▶ Written problem:
Extract the records in full, leaving every picture out.

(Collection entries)
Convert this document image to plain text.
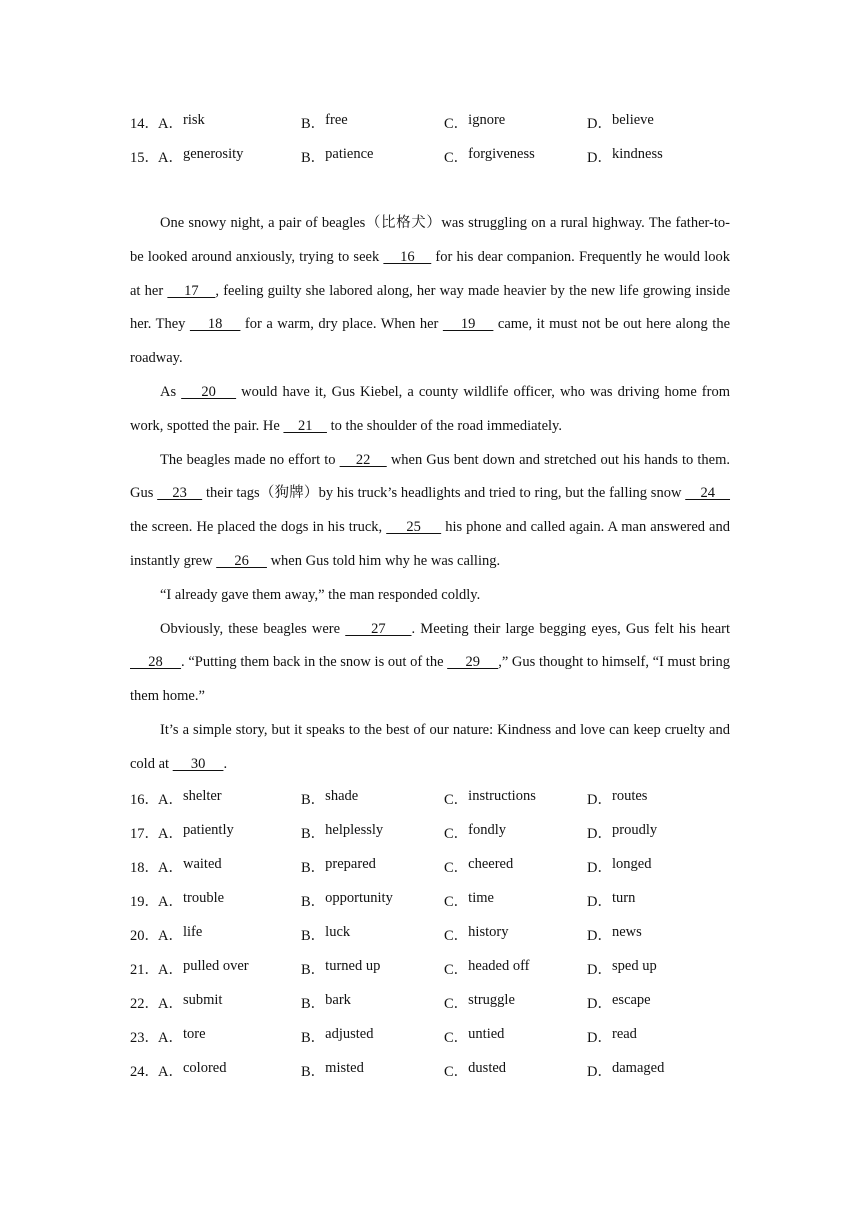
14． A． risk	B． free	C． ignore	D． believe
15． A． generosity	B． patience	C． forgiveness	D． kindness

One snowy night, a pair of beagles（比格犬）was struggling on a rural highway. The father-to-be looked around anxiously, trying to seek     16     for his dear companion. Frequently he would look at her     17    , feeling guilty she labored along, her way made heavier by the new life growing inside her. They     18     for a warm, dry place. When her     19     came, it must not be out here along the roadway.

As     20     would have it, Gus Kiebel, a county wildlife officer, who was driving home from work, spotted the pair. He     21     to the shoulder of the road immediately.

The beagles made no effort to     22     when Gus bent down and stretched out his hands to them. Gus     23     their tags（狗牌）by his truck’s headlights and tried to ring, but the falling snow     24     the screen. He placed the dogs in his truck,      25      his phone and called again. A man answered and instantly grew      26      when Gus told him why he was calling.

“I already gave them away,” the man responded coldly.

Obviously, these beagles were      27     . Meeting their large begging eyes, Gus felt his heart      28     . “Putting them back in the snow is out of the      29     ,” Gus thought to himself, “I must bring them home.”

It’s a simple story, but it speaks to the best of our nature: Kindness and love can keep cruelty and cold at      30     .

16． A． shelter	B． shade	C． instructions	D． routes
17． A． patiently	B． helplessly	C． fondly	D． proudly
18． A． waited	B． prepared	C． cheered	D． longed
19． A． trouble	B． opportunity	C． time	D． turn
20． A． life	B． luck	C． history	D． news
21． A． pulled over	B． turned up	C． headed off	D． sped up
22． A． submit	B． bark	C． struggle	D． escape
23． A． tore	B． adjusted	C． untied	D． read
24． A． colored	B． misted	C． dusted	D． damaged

▶ Correct answer:
Convert this document image to plain text.
14． A． risk	B． free	C． ignore	D． believe
15． A． generosity	B． patience	C． forgiveness	D． kindness

One snowy night, a pair of beagles（比格犬）was struggling on a rural highway. The father-to-be looked around anxiously, trying to seek     16     for his dear companion. Frequently he would look at her     17    , feeling guilty she labored along, her way made heavier by the new life growing inside her. They     18     for a warm, dry place. When her     19     came, it must not be out here along the roadway.

As     20     would have it, Gus Kiebel, a county wildlife officer, who was driving home from work, spotted the pair. He     21     to the shoulder of the road immediately.

The beagles made no effort to     22     when Gus bent down and stretched out his hands to them. Gus     23     their tags（狗牌）by his truck’s headlights and tried to ring, but the falling snow     24     the screen. He placed the dogs in his truck,      25      his phone and called again. A man answered and instantly grew      26      when Gus told him why he was calling.

“I already gave them away,” the man responded coldly.

Obviously, these beagles were      27     . Meeting their large begging eyes, Gus felt his heart      28     . “Putting them back in the snow is out of the      29     ,” Gus thought to himself, “I must bring them home.”

It’s a simple story, but it speaks to the best of our nature: Kindness and love can keep cruelty and cold at      30     .

16． A． shelter	B． shade	C． instructions	D． routes
17． A． patiently	B． helplessly	C． fondly	D． proudly
18． A． waited	B． prepared	C． cheered	D． longed
19． A． trouble	B． opportunity	C． time	D． turn
20． A． life	B． luck	C． history	D． news
21． A． pulled over	B． turned up	C． headed off	D． sped up
22． A． submit	B． bark	C． struggle	D． escape
23． A． tore	B． adjusted	C． untied	D． read
24． A． colored	B． misted	C． dusted	D． damaged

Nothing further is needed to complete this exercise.